Provided records
-*-
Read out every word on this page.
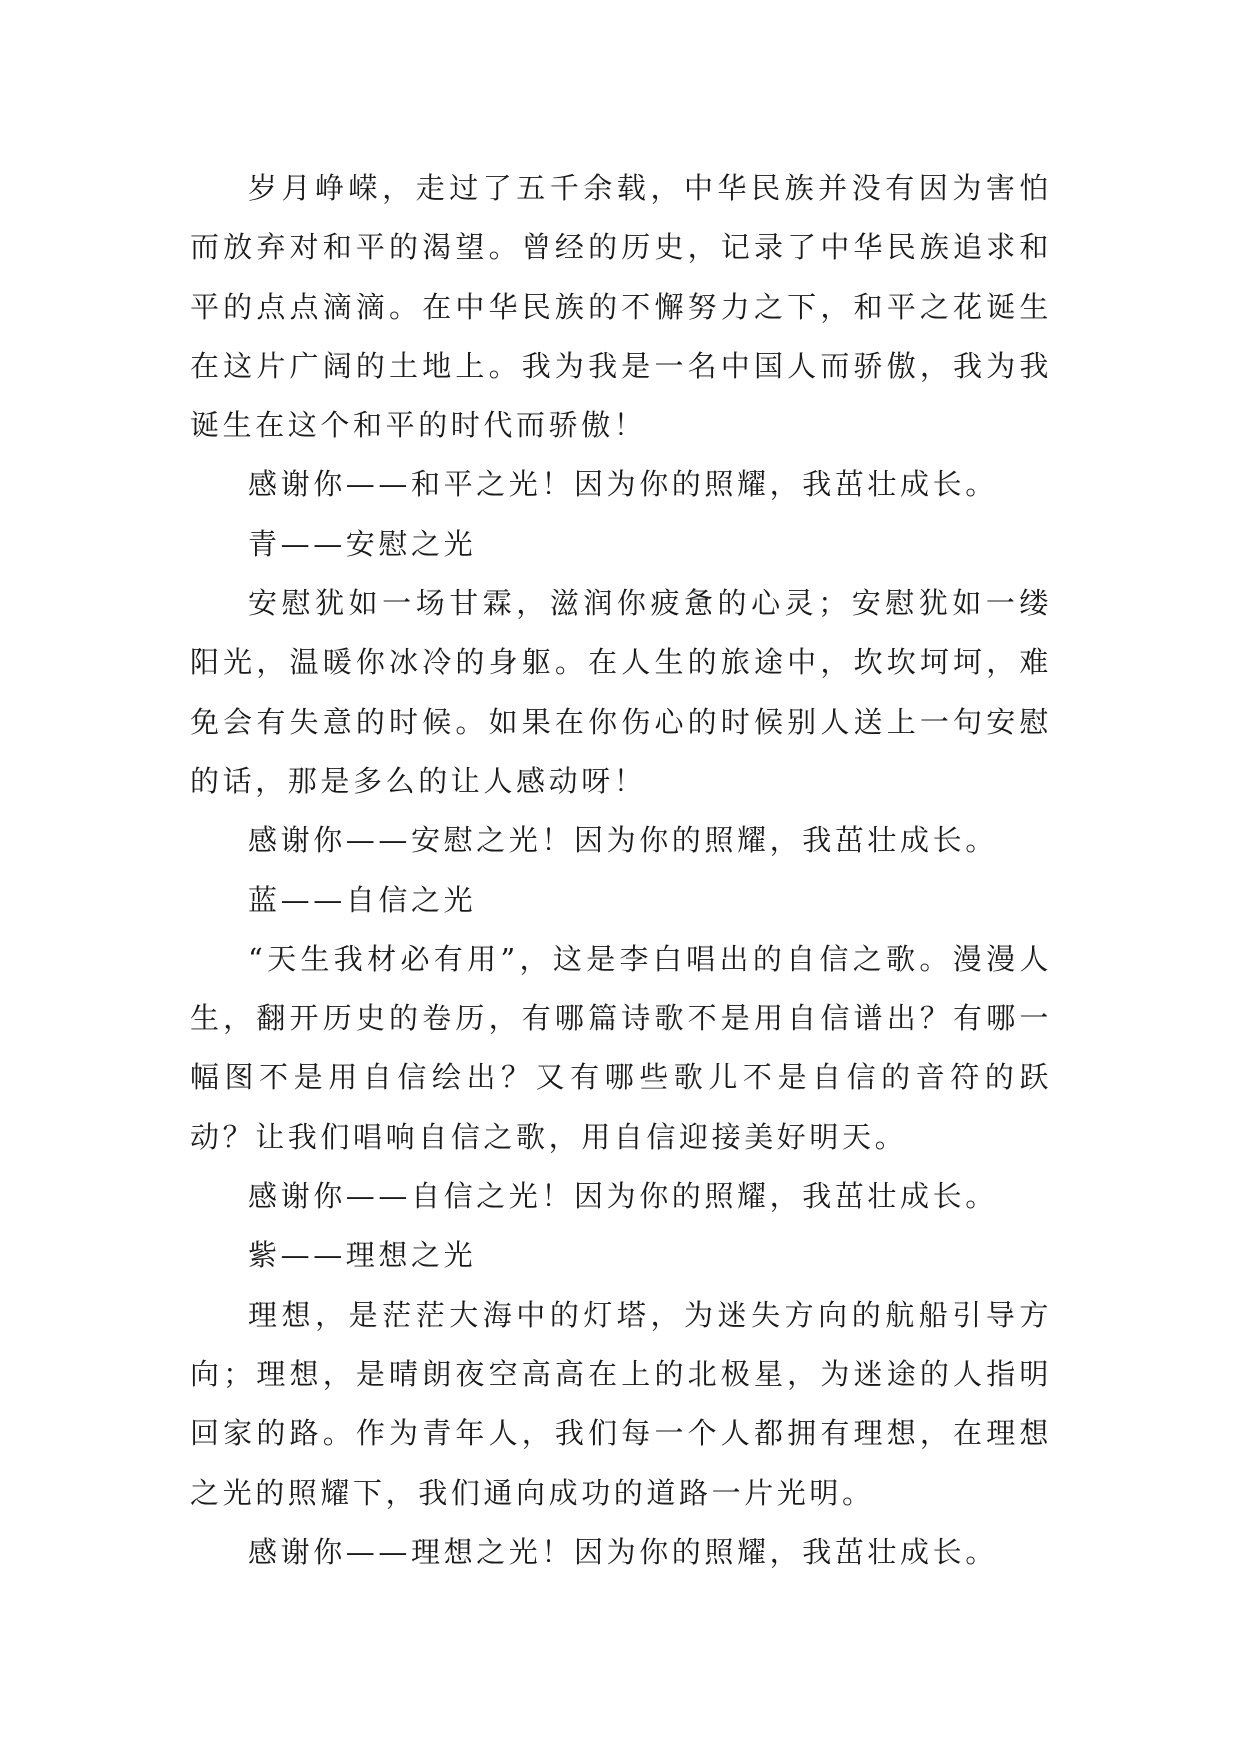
岁月峥嵘，走过了五千余载，中华民族并没有因为害怕而放弃对和平的渴望。曾经的历史，记录了中华民族追求和平的点点滴滴。在中华民族的不懈努力之下，和平之花诞生在这片广阔的土地上。我为我是一名中国人而骄傲，我为我诞生在这个和平的时代而骄傲！

感谢你——和平之光！因为你的照耀，我茁壮成长。

青——安慰之光

安慰犹如一场甘霖，滋润你疲惫的心灵；安慰犹如一缕阳光，温暖你冰冷的身躯。在人生的旅途中，坎坎坷坷，难免会有失意的时候。如果在你伤心的时候别人送上一句安慰的话，那是多么的让人感动呀！

感谢你——安慰之光！因为你的照耀，我茁壮成长。

蓝——自信之光

“天生我材必有用”，这是李白唱出的自信之歌。漫漫人生，翻开历史的卷历，有哪篇诗歌不是用自信谱出？有哪一幅图不是用自信绘出？又有哪些歌儿不是自信的音符的跃动？让我们唱响自信之歌，用自信迎接美好明天。

感谢你——自信之光！因为你的照耀，我茁壮成长。

紫——理想之光

理想，是茫茫大海中的灯塔，为迷失方向的航船引导方向；理想，是晴朗夜空高高在上的北极星，为迷途的人指明回家的路。作为青年人，我们每一个人都拥有理想，在理想之光的照耀下，我们通向成功的道路一片光明。

感谢你——理想之光！因为你的照耀，我茁壮成长。
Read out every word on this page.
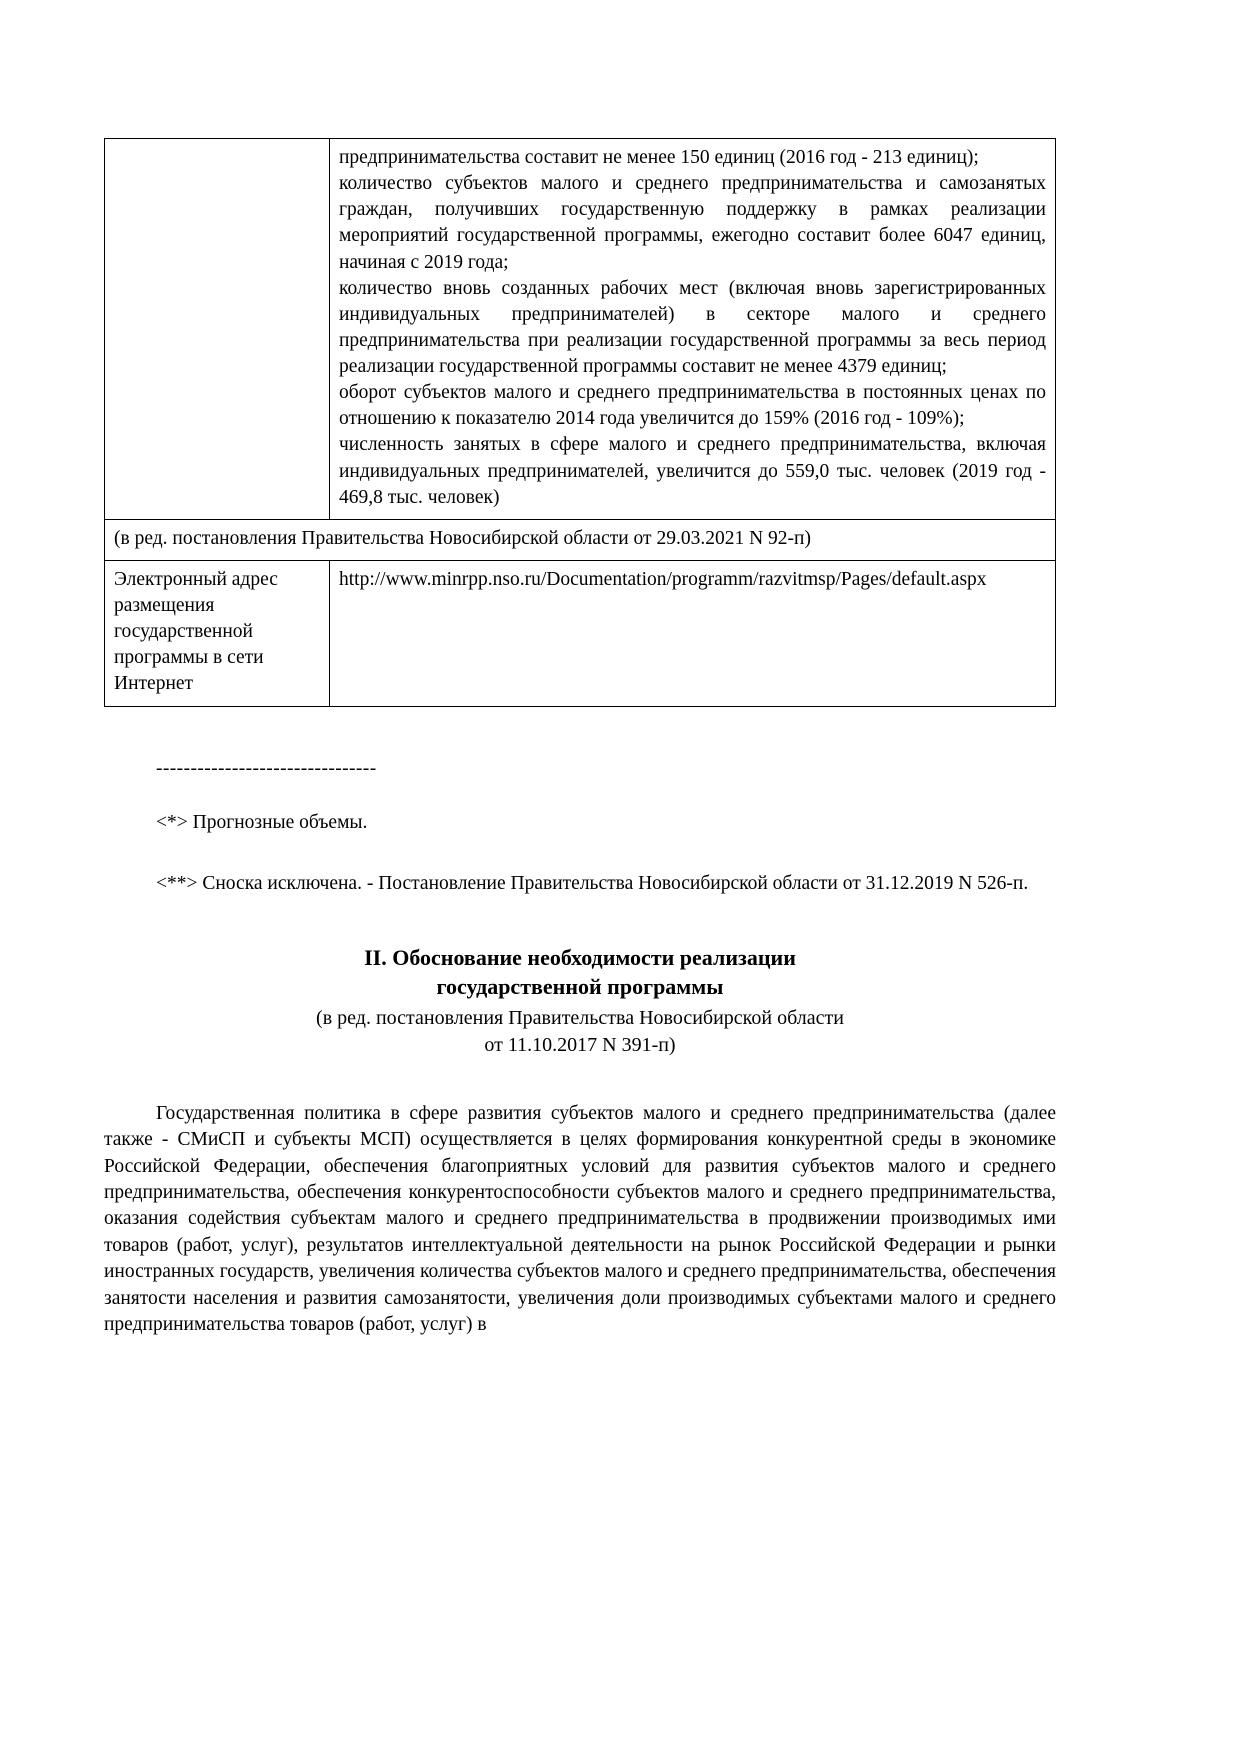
	предпринимательства составит не менее 150 единиц (2016 год - 213 единиц);

количество субъектов малого и среднего предпринимательства и самозанятых граждан, получивших государственную поддержку в рамках реализации мероприятий государственной программы, ежегодно составит более 6047 единиц, начиная с 2019 года;

количество вновь созданных рабочих мест (включая вновь зарегистрированных индивидуальных предпринимателей) в секторе малого и среднего предпринимательства при реализации государственной программы за весь период реализации государственной программы составит не менее 4379 единиц;

оборот субъектов малого и среднего предпринимательства в постоянных ценах по отношению к показателю 2014 года увеличится до 159% (2016 год - 109%);

численность занятых в сфере малого и среднего предпринимательства, включая индивидуальных предпринимателей, увеличится до 559,0 тыс. человек (2019 год - 469,8 тыс. человек)

(в ред. постановления Правительства Новосибирской области от 29.03.2021 N 92-п)	

Электронный адрес размещения государственной программы в сети Интернет	http://www.minrpp.nso.ru/Documentation/programm/razvitmsp/Pages/default.aspx

--------------------------------

<*> Прогнозные объемы.

<**> Сноска исключена. - Постановление Правительства Новосибирской области от 31.12.2019 N 526-п.

II. Обоснование необходимости реализации
государственной программы

(в ред. постановления Правительства Новосибирской области
от 11.10.2017 N 391-п)

Государственная политика в сфере развития субъектов малого и среднего предпринимательства (далее также - СМиСП и субъекты МСП) осуществляется в целях формирования конкурентной среды в экономике Российской Федерации, обеспечения благоприятных условий для развития субъектов малого и среднего предпринимательства, обеспечения конкурентоспособности субъектов малого и среднего предпринимательства, оказания содействия субъектам малого и среднего предпринимательства в продвижении производимых ими товаров (работ, услуг), результатов интеллектуальной деятельности на рынок Российской Федерации и рынки иностранных государств, увеличения количества субъектов малого и среднего предпринимательства, обеспечения занятости населения и развития самозанятости, увеличения доли производимых субъектами малого и среднего предпринимательства товаров (работ, услуг) в
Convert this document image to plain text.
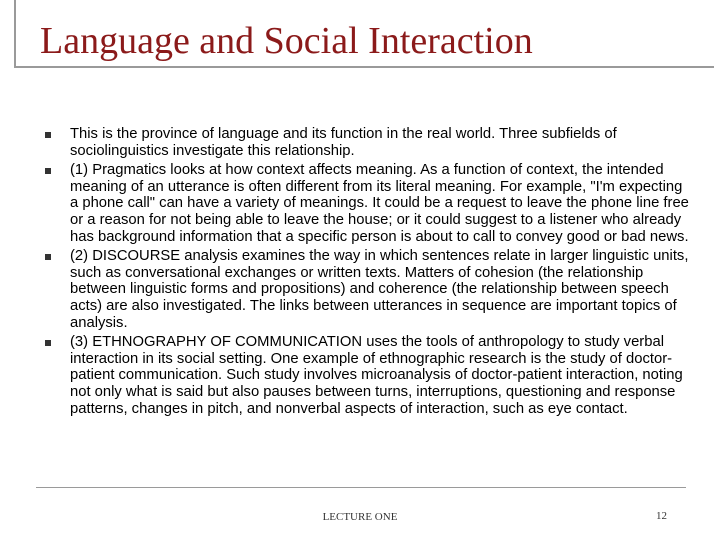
Language and Social Interaction
This is the province of language and its function in the real world. Three subfields of sociolinguistics investigate this relationship.
(1) Pragmatics looks at how context affects meaning. As a function of context, the intended meaning of an utterance is often different from its literal meaning. For example, "I'm expecting a phone call" can have a variety of meanings. It could be a request to leave the phone line free or a reason for not being able to leave the house; or it could suggest to a listener who already has background information that a specific person is about to call to convey good or bad news.
(2) DISCOURSE analysis examines the way in which sentences relate in larger linguistic units, such as conversational exchanges or written texts. Matters of cohesion (the relationship between linguistic forms and propositions) and coherence (the relationship between speech acts) are also investigated. The links between utterances in sequence are important topics of analysis.
(3) ETHNOGRAPHY OF COMMUNICATION uses the tools of anthropology to study verbal interaction in its social setting. One example of ethnographic research is the study of doctor-patient communication. Such study involves microanalysis of doctor-patient interaction, noting not only what is said but also pauses between turns, interruptions, questioning and response patterns, changes in pitch, and nonverbal aspects of interaction, such as eye contact.
LECTURE ONE	12
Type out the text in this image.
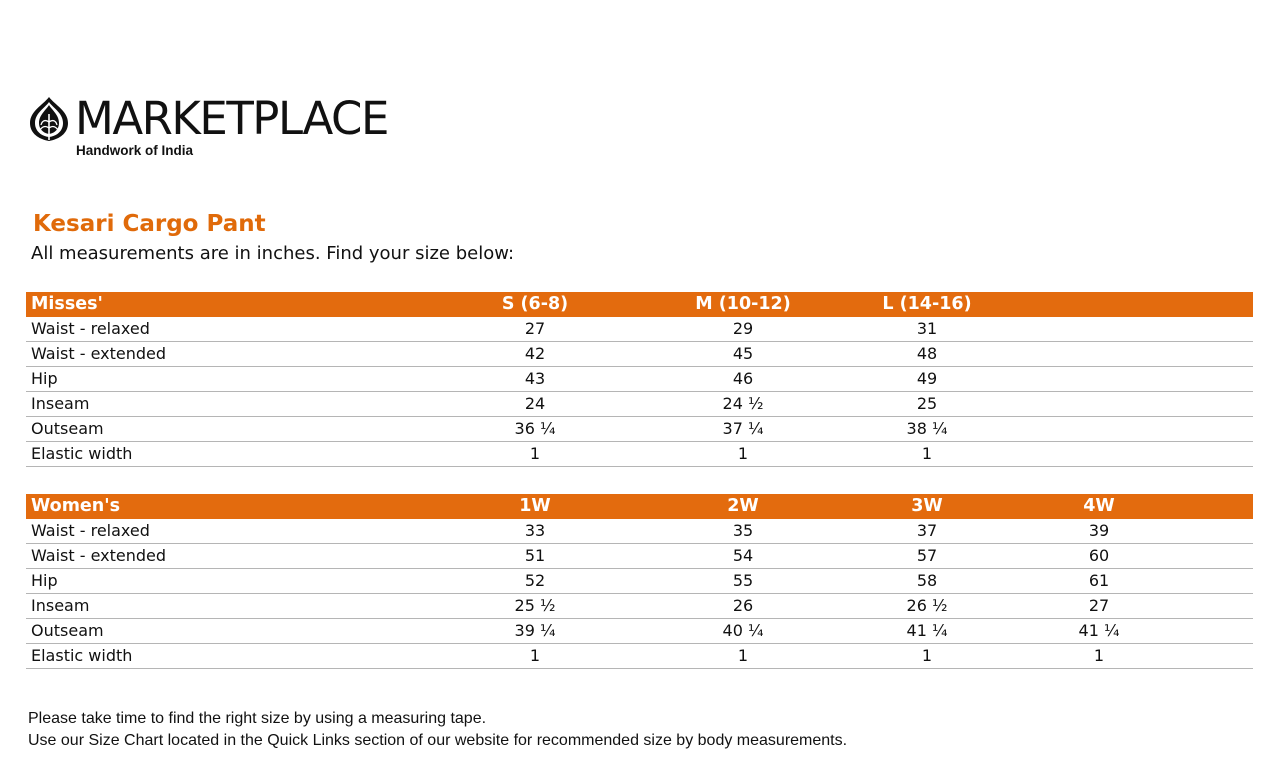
MARKETPLACE
Handwork of India
Kesari Cargo Pant
All measurements are in inches. Find your size below:
Misses'	S (6-8)	M (10-12)	L (14-16)
Waist - relaxed	27	29	31
Waist - extended	42	45	48
Hip	43	46	49
Inseam	24	24 ½	25
Outseam	36 ¼	37 ¼	38 ¼
Elastic width	1	1	1
Women's	1W	2W	3W	4W
Waist - relaxed	33	35	37	39
Waist - extended	51	54	57	60
Hip	52	55	58	61
Inseam	25 ½	26	26 ½	27
Outseam	39 ¼	40 ¼	41 ¼	41 ¼
Elastic width	1	1	1	1
Please take time to find the right size by using a measuring tape.
Use our Size Chart located in the Quick Links section of our website for recommended size by body measurements.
-*-
Goal
Exclude the pictures and transcribe all of the entries exactly.

Answer to the problem
Read out every word on this page.
岁月峥嵘，走过了五千余载，中华民族并没有因为害怕而放弃对和平的渴望。曾经的历史，记录了中华民族追求和平的点点滴滴。在中华民族的不懈努力之下，和平之花诞生在这片广阔的土地上。我为我是一名中国人而骄傲，我为我诞生在这个和平的时代而骄傲！

感谢你——和平之光！因为你的照耀，我茁壮成长。

青——安慰之光

安慰犹如一场甘霖，滋润你疲惫的心灵；安慰犹如一缕阳光，温暖你冰冷的身躯。在人生的旅途中，坎坎坷坷，难免会有失意的时候。如果在你伤心的时候别人送上一句安慰的话，那是多么的让人感动呀！

感谢你——安慰之光！因为你的照耀，我茁壮成长。

蓝——自信之光

“天生我材必有用”，这是李白唱出的自信之歌。漫漫人生，翻开历史的卷历，有哪篇诗歌不是用自信谱出？有哪一幅图不是用自信绘出？又有哪些歌儿不是自信的音符的跃动？让我们唱响自信之歌，用自信迎接美好明天。

感谢你——自信之光！因为你的照耀，我茁壮成长。

紫——理想之光

理想，是茫茫大海中的灯塔，为迷失方向的航船引导方向；理想，是晴朗夜空高高在上的北极星，为迷途的人指明回家的路。作为青年人，我们每一个人都拥有理想，在理想之光的照耀下，我们通向成功的道路一片光明。

感谢你——理想之光！因为你的照耀，我茁壮成长。
Read out every word on this page.
	предпринимательства составит не менее 150 единиц (2016 год - 213 единиц);

количество субъектов малого и среднего предпринимательства и самозанятых граждан, получивших государственную поддержку в рамках реализации мероприятий государственной программы, ежегодно составит более 6047 единиц, начиная с 2019 года;

количество вновь созданных рабочих мест (включая вновь зарегистрированных индивидуальных предпринимателей) в секторе малого и среднего предпринимательства при реализации государственной программы за весь период реализации государственной программы составит не менее 4379 единиц;

оборот субъектов малого и среднего предпринимательства в постоянных ценах по отношению к показателю 2014 года увеличится до 159% (2016 год - 109%);

численность занятых в сфере малого и среднего предпринимательства, включая индивидуальных предпринимателей, увеличится до 559,0 тыс. человек (2019 год - 469,8 тыс. человек)

(в ред. постановления Правительства Новосибирской области от 29.03.2021 N 92-п)	

Электронный адрес размещения государственной программы в сети Интернет	http://www.minrpp.nso.ru/Documentation/programm/razvitmsp/Pages/default.aspx

--------------------------------

<*> Прогнозные объемы.

<**> Сноска исключена. - Постановление Правительства Новосибирской области от 31.12.2019 N 526-п.

II. Обоснование необходимости реализации
государственной программы

(в ред. постановления Правительства Новосибирской области
от 11.10.2017 N 391-п)

Государственная политика в сфере развития субъектов малого и среднего предпринимательства (далее также - СМиСП и субъекты МСП) осуществляется в целях формирования конкурентной среды в экономике Российской Федерации, обеспечения благоприятных условий для развития субъектов малого и среднего предпринимательства, обеспечения конкурентоспособности субъектов малого и среднего предпринимательства, оказания содействия субъектам малого и среднего предпринимательства в продвижении производимых ими товаров (работ, услуг), результатов интеллектуальной деятельности на рынок Российской Федерации и рынки иностранных государств, увеличения количества субъектов малого и среднего предпринимательства, обеспечения занятости населения и развития самозанятости, увеличения доли производимых субъектами малого и среднего предпринимательства товаров (работ, услуг) в
Convert this document image to plain text.
Language and Social Interaction
This is the province of language and its function in the real world. Three subfields of sociolinguistics investigate this relationship.
(1) Pragmatics looks at how context affects meaning. As a function of context, the intended meaning of an utterance is often different from its literal meaning. For example, "I'm expecting a phone call" can have a variety of meanings. It could be a request to leave the phone line free or a reason for not being able to leave the house; or it could suggest to a listener who already has background information that a specific person is about to call to convey good or bad news.
(2) DISCOURSE analysis examines the way in which sentences relate in larger linguistic units, such as conversational exchanges or written texts. Matters of cohesion (the relationship between linguistic forms and propositions) and coherence (the relationship between speech acts) are also investigated. The links between utterances in sequence are important topics of analysis.
(3) ETHNOGRAPHY OF COMMUNICATION uses the tools of anthropology to study verbal interaction in its social setting. One example of ethnographic research is the study of doctor-patient communication. Such study involves microanalysis of doctor-patient interaction, noting not only what is said but also pauses between turns, interruptions, questioning and response patterns, changes in pitch, and nonverbal aspects of interaction, such as eye contact.
LECTURE ONE	12
Type out the text in this image.
MARKETPLACE
Handwork of India
Kesari Cargo Pant
All measurements are in inches. Find your size below:
Misses'	S (6-8)	M (10-12)	L (14-16)
Waist - relaxed	27	29	31
Waist - extended	42	45	48
Hip	43	46	49
Inseam	24	24 ½	25
Outseam	36 ¼	37 ¼	38 ¼
Elastic width	1	1	1
Women's	1W	2W	3W	4W
Waist - relaxed	33	35	37	39
Waist - extended	51	54	57	60
Hip	52	55	58	61
Inseam	25 ½	26	26 ½	27
Outseam	39 ¼	40 ¼	41 ¼	41 ¼
Elastic width	1	1	1	1
Please take time to find the right size by using a measuring tape.
Use our Size Chart located in the Quick Links section of our website for recommended size by body measurements.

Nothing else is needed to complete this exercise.